» **TASK REQUIREMENTS**
Reproduce every entry below, keeping each line identical to the original.

» **EXERCISE DATA**
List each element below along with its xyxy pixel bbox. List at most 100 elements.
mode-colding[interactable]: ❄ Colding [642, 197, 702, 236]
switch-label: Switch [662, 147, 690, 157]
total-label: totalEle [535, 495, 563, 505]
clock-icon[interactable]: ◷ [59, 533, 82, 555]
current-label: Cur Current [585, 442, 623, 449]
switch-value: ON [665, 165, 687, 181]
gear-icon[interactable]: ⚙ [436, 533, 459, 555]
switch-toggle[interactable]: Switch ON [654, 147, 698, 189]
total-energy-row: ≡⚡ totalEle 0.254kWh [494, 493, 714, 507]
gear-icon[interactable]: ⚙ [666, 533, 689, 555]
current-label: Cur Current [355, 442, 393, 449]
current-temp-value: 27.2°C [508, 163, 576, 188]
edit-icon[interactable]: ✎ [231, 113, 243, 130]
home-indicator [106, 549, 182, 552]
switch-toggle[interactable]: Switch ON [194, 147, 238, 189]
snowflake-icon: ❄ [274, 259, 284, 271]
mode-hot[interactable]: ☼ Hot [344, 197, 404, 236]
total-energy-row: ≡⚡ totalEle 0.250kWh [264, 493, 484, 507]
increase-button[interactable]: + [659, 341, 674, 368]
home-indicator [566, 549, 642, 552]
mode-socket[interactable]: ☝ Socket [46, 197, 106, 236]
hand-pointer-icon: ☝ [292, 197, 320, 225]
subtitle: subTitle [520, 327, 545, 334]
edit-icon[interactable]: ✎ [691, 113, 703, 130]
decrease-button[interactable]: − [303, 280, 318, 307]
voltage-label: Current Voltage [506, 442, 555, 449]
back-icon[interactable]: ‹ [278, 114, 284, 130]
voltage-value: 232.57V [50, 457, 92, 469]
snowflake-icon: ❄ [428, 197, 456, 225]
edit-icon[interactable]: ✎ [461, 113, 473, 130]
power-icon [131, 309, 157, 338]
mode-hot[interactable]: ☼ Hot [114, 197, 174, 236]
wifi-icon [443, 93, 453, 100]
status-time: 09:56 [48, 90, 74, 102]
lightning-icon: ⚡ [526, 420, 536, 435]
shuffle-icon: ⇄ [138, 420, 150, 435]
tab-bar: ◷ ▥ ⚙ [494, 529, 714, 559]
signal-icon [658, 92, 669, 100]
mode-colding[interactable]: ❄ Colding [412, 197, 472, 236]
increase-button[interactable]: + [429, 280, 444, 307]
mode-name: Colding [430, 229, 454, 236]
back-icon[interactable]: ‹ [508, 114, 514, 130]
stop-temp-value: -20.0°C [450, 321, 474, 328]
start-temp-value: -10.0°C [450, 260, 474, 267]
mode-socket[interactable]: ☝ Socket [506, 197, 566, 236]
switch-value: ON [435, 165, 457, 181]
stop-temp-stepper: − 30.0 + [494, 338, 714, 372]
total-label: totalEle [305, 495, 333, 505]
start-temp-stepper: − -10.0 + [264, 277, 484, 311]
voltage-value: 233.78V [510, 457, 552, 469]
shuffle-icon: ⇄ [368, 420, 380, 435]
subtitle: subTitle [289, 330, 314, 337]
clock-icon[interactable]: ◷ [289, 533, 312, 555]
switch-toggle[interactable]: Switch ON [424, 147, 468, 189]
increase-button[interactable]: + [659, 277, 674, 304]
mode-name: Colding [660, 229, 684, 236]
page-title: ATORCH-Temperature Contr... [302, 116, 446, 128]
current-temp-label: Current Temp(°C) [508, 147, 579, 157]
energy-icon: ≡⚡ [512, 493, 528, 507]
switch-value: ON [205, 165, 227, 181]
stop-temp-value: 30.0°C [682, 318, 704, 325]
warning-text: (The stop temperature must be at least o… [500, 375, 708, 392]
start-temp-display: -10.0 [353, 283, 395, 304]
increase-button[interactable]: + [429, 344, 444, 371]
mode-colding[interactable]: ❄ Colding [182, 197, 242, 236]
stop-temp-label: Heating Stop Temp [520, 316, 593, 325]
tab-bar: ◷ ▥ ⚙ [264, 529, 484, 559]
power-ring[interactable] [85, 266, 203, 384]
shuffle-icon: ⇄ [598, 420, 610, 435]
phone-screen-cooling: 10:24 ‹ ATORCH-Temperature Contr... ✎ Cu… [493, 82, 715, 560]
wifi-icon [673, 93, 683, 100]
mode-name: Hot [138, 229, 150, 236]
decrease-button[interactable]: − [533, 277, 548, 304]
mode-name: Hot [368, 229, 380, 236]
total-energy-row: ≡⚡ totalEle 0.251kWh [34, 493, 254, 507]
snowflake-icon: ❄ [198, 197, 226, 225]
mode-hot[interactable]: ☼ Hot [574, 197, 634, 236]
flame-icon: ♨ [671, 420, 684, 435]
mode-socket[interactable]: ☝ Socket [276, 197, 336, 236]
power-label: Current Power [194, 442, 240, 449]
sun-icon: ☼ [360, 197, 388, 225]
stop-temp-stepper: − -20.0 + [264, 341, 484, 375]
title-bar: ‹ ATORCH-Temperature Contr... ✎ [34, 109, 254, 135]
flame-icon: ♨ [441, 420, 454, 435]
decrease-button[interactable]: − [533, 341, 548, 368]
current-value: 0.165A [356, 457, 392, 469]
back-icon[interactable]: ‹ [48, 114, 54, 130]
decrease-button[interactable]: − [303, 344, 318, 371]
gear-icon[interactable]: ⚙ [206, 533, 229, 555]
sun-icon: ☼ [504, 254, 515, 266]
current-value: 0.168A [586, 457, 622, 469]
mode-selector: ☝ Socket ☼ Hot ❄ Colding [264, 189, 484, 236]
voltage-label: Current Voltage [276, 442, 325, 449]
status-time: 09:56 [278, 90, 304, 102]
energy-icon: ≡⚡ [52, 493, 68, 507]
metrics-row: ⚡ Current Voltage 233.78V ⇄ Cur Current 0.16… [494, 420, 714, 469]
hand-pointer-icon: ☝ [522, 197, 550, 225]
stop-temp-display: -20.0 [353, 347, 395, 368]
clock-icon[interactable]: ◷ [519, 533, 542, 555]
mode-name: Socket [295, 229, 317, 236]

» **WRITTEN ANSWER**
List each element below along with its xyxy pixel bbox. List at most 100 elements.
mode-colding[interactable]: ❄ Colding [642, 197, 702, 236]
switch-label: Switch [662, 147, 690, 157]
total-label: totalEle [535, 495, 563, 505]
clock-icon[interactable]: ◷ [59, 533, 82, 555]
current-label: Cur Current [585, 442, 623, 449]
switch-value: ON [665, 165, 687, 181]
gear-icon[interactable]: ⚙ [436, 533, 459, 555]
switch-toggle[interactable]: Switch ON [654, 147, 698, 189]
total-energy-row: ≡⚡ totalEle 0.254kWh [494, 493, 714, 507]
gear-icon[interactable]: ⚙ [666, 533, 689, 555]
current-label: Cur Current [355, 442, 393, 449]
current-temp-value: 27.2°C [508, 163, 576, 188]
edit-icon[interactable]: ✎ [231, 113, 243, 130]
home-indicator [106, 549, 182, 552]
switch-toggle[interactable]: Switch ON [194, 147, 238, 189]
snowflake-icon: ❄ [274, 259, 284, 271]
mode-hot[interactable]: ☼ Hot [344, 197, 404, 236]
total-energy-row: ≡⚡ totalEle 0.250kWh [264, 493, 484, 507]
increase-button[interactable]: + [659, 341, 674, 368]
home-indicator [566, 549, 642, 552]
mode-socket[interactable]: ☝ Socket [46, 197, 106, 236]
hand-pointer-icon: ☝ [292, 197, 320, 225]
subtitle: subTitle [520, 327, 545, 334]
edit-icon[interactable]: ✎ [691, 113, 703, 130]
decrease-button[interactable]: − [303, 280, 318, 307]
voltage-label: Current Voltage [506, 442, 555, 449]
back-icon[interactable]: ‹ [278, 114, 284, 130]
voltage-value: 232.57V [50, 457, 92, 469]
snowflake-icon: ❄ [428, 197, 456, 225]
edit-icon[interactable]: ✎ [461, 113, 473, 130]
power-icon [131, 309, 157, 338]
mode-hot[interactable]: ☼ Hot [114, 197, 174, 236]
wifi-icon [443, 93, 453, 100]
status-time: 09:56 [48, 90, 74, 102]
lightning-icon: ⚡ [526, 420, 536, 435]
shuffle-icon: ⇄ [138, 420, 150, 435]
tab-bar: ◷ ▥ ⚙ [494, 529, 714, 559]
signal-icon [658, 92, 669, 100]
mode-colding[interactable]: ❄ Colding [412, 197, 472, 236]
increase-button[interactable]: + [429, 280, 444, 307]
mode-name: Colding [430, 229, 454, 236]
back-icon[interactable]: ‹ [508, 114, 514, 130]
stop-temp-value: -20.0°C [450, 321, 474, 328]
start-temp-value: -10.0°C [450, 260, 474, 267]
mode-socket[interactable]: ☝ Socket [506, 197, 566, 236]
switch-value: ON [435, 165, 457, 181]
stop-temp-stepper: − 30.0 + [494, 338, 714, 372]
total-label: totalEle [305, 495, 333, 505]
start-temp-stepper: − -10.0 + [264, 277, 484, 311]
voltage-value: 233.78V [510, 457, 552, 469]
shuffle-icon: ⇄ [368, 420, 380, 435]
subtitle: subTitle [289, 330, 314, 337]
clock-icon[interactable]: ◷ [289, 533, 312, 555]
switch-toggle[interactable]: Switch ON [424, 147, 468, 189]
increase-button[interactable]: + [659, 277, 674, 304]
mode-name: Colding [660, 229, 684, 236]
page-title: ATORCH-Temperature Contr... [302, 116, 446, 128]
current-temp-label: Current Temp(°C) [508, 147, 579, 157]
energy-icon: ≡⚡ [512, 493, 528, 507]
switch-value: ON [205, 165, 227, 181]
stop-temp-value: 30.0°C [682, 318, 704, 325]
warning-text: (The stop temperature must be at least o… [500, 375, 708, 392]
start-temp-display: -10.0 [353, 283, 395, 304]
increase-button[interactable]: + [429, 344, 444, 371]
mode-colding[interactable]: ❄ Colding [182, 197, 242, 236]
stop-temp-label: Heating Stop Temp [520, 316, 593, 325]
tab-bar: ◷ ▥ ⚙ [264, 529, 484, 559]
power-ring[interactable] [85, 266, 203, 384]
shuffle-icon: ⇄ [598, 420, 610, 435]
phone-screen-cooling: 10:24 ‹ ATORCH-Temperature Contr... ✎ Cu… [493, 82, 715, 560]
wifi-icon [673, 93, 683, 100]
mode-name: Hot [138, 229, 150, 236]
decrease-button[interactable]: − [533, 277, 548, 304]
mode-name: Hot [368, 229, 380, 236]
total-energy-row: ≡⚡ totalEle 0.251kWh [34, 493, 254, 507]
snowflake-icon: ❄ [198, 197, 226, 225]
mode-hot[interactable]: ☼ Hot [574, 197, 634, 236]
flame-icon: ♨ [671, 420, 684, 435]
mode-socket[interactable]: ☝ Socket [276, 197, 336, 236]
power-label: Current Power [194, 442, 240, 449]
sun-icon: ☼ [360, 197, 388, 225]
stop-temp-stepper: − -20.0 + [264, 341, 484, 375]
title-bar: ‹ ATORCH-Temperature Contr... ✎ [34, 109, 254, 135]
flame-icon: ♨ [441, 420, 454, 435]
decrease-button[interactable]: − [533, 341, 548, 368]
current-value: 0.165A [356, 457, 392, 469]
back-icon[interactable]: ‹ [48, 114, 54, 130]
decrease-button[interactable]: − [303, 344, 318, 371]
gear-icon[interactable]: ⚙ [206, 533, 229, 555]
sun-icon: ☼ [504, 254, 515, 266]
current-value: 0.168A [586, 457, 622, 469]
mode-selector: ☝ Socket ☼ Hot ❄ Colding [264, 189, 484, 236]
voltage-label: Current Voltage [276, 442, 325, 449]
status-time: 09:56 [278, 90, 304, 102]
energy-icon: ≡⚡ [52, 493, 68, 507]
metrics-row: ⚡ Current Voltage 233.78V ⇄ Cur Current 0.16… [494, 420, 714, 469]
hand-pointer-icon: ☝ [522, 197, 550, 225]
stop-temp-display: -20.0 [353, 347, 395, 368]
clock-icon[interactable]: ◷ [519, 533, 542, 555]
mode-name: Socket [295, 229, 317, 236]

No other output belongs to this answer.